> ARTICLE

+--

Their hard work began to pay off as more people volunteered. The project found a “place to call home” under Air Force Chief Scientist Dr. Victoria Coleman and Col. Mario Serna Jr., deputy director of innovation and technology integration, Department of the Air Force Rapid Capabilities Office-Field Support Unit.
“Dr. Coleman really gave us her top-level support, and the name recognition we needed to make this program a reality,” Goins said.
“We continue to receive senior leader mentorship and executive support from the Chief Scientist’s office, Gen. Duke Richardson [AFMC/CC], the AFRL Chief Technology Office and the CSAF Strategic Studies Group,” Goins said. “The group has also received funding from the latter two.”
The core team at Project Arc has expanded with the help and support of various AFRL units such as Small Business Office, AFWERX, ACT-3, and the 711th Human Performance Wing.  
As the team began to grow and put things into action, they found locations that fit the needs of the program. Today, the team has 13 locations, some of which include Hawaii, Guam, California, Arizona, Texas, Florida and North Dakota.
The team picked locations based on leadership support for change and the infrastructure and facilities to support engineers on base.
“So, we started with about eight beta sites, and we ran this as an experiment,” he added. “And that fit in really well with the goals of the Edison Grant.”
Still using an all-volunteer force, the team was working to build the pipeline to have technically proficient Airmen develop into operational assets.
Engineering and technical experts
Capt. Garrett Custons, Project Arc international strategy lead, AFWERX, said Goins’ focus was on the engineering career fields, but he viewed things from an overarching technical standpoint.
“We have a lot of very technically minded Airmen who I think are being underutilized,” he said. “Maybe [an Airman is] a plumber, but they're really good at coding for their maintainer who's really good with drones.”
The Air Force manages thousands of people, and Custons said he realized many times Airmen are treated like a number, so it was important to find those who can make a difference.
“A lot of what we see are the people closest to the problem in the Air Force are furthest from the solution,” he said. “And just because you're closest to the problem doesn't mean you have the technical skill set to get the job done or develop a solution.”

+--

> DATA RECORDS
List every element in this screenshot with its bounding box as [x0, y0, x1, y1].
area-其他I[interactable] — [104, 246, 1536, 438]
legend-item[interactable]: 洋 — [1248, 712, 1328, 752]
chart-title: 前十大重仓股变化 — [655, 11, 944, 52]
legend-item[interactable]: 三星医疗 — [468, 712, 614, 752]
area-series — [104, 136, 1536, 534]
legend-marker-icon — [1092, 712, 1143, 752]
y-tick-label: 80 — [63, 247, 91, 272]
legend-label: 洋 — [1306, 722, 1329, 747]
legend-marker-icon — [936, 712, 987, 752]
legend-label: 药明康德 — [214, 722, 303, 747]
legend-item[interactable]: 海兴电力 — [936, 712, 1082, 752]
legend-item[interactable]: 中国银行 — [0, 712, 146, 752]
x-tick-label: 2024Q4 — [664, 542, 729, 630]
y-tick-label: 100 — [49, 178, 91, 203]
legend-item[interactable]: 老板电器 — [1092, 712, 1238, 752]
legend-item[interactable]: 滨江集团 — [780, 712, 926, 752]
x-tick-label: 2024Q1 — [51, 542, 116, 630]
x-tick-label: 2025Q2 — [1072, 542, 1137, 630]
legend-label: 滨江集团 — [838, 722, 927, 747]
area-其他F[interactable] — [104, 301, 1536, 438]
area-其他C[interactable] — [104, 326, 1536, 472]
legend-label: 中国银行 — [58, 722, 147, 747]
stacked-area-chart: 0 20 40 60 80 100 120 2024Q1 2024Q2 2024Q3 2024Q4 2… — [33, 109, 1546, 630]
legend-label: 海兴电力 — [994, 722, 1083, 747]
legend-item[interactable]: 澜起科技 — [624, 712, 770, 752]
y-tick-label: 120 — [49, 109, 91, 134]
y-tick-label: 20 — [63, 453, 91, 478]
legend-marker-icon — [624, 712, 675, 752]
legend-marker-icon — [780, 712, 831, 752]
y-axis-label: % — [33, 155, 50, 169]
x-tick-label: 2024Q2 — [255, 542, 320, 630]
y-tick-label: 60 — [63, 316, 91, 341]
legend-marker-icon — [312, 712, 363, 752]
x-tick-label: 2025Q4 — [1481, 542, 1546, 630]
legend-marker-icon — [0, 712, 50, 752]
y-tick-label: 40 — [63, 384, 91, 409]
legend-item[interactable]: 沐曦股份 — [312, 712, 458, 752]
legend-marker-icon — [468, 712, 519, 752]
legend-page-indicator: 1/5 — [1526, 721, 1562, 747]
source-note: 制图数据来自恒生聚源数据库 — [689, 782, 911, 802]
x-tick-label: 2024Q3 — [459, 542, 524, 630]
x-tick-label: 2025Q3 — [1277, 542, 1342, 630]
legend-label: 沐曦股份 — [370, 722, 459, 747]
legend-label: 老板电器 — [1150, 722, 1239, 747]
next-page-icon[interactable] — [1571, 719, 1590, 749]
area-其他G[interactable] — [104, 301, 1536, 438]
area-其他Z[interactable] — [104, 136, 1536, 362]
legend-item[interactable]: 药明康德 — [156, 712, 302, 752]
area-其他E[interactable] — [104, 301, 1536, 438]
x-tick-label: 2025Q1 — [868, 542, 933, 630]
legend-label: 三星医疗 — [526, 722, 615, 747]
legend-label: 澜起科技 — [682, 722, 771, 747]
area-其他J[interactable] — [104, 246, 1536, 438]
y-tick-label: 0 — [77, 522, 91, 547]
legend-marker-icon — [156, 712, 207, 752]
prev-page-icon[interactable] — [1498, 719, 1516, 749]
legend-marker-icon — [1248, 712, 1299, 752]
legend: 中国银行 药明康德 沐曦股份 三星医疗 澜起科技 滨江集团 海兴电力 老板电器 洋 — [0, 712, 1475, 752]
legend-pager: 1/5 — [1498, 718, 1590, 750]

+--

> COMPLETE THE FOLLOWING
a) Copy the passage from the Project Arc article word for word, beginning with the words "The team picked" and ending after the words "overarching technical standpoint.".
b) Write out the records verbatim from their first line through the line containing "chart-title: 前十大重仓股变化 — [655, 11, 944, 52]", including both of those lines and nothing beyond them.

> REPLIES
a)
The team picked locations based on leadership support for change and the infrastructure and facilities to support engineers on base.
“So, we started with about eight beta sites, and we ran this as an experiment,” he added. “And that fit in really well with the goals of the Edison Grant.”
Still using an all-volunteer force, the team was working to build the pipeline to have technically proficient Airmen develop into operational assets.
Engineering and technical experts
Capt. Garrett Custons, Project Arc international strategy lead, AFWERX, said Goins’ focus was on the engineering career fields, but he viewed things from an overarching technical standpoint.

b)
List every element in this screenshot with its bounding box as [x0, y0, x1, y1].
area-其他I[interactable] — [104, 246, 1536, 438]
legend-item[interactable]: 洋 — [1248, 712, 1328, 752]
chart-title: 前十大重仓股变化 — [655, 11, 944, 52]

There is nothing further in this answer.